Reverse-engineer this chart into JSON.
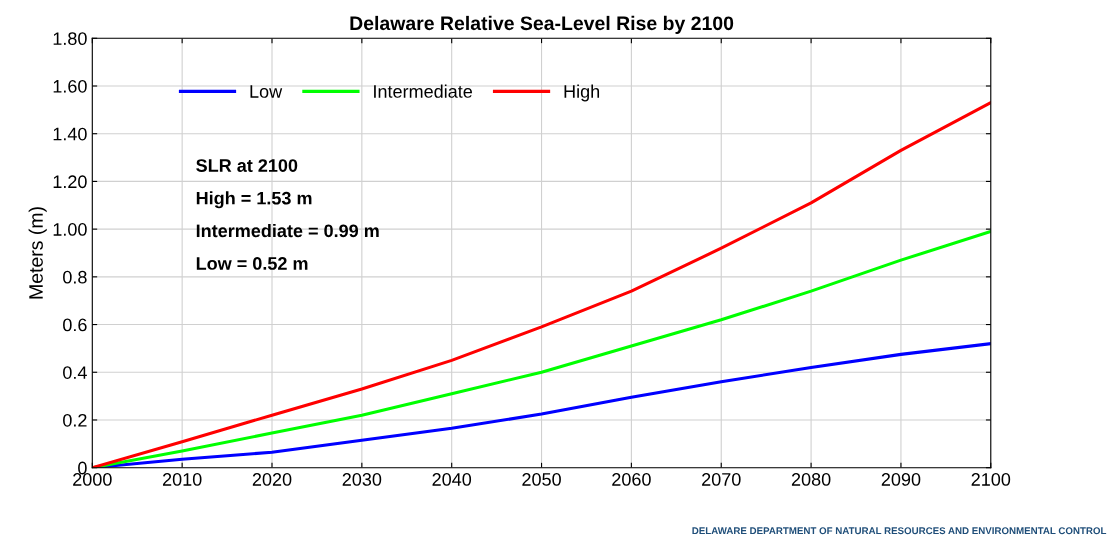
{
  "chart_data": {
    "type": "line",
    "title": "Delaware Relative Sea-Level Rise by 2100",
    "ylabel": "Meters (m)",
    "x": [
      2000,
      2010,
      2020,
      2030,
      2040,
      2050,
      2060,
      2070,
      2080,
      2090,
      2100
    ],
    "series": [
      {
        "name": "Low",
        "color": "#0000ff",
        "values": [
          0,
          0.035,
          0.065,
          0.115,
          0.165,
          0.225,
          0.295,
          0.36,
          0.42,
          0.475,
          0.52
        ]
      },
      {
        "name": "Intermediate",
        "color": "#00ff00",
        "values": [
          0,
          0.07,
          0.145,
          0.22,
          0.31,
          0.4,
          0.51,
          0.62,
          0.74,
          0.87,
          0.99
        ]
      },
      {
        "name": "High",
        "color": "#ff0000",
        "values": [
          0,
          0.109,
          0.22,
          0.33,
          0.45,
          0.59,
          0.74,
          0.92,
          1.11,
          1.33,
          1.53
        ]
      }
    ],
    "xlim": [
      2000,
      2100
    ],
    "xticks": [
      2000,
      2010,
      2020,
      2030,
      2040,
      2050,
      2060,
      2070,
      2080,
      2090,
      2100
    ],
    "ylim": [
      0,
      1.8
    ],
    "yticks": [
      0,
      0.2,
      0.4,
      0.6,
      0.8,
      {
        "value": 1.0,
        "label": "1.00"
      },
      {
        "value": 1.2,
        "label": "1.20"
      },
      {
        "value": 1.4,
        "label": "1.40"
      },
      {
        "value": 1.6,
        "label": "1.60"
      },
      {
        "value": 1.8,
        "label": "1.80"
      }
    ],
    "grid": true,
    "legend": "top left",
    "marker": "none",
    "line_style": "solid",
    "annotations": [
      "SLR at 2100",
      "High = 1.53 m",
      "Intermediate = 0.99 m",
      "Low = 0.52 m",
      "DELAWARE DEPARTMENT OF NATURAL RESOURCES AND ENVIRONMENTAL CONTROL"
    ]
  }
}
* * * * * * *
* Written problem: Lines that include the word "Intermediate" are to be extracted from the data above.

* Answer to the task:
        "name": "Intermediate",
      "Intermediate = 0.99 m",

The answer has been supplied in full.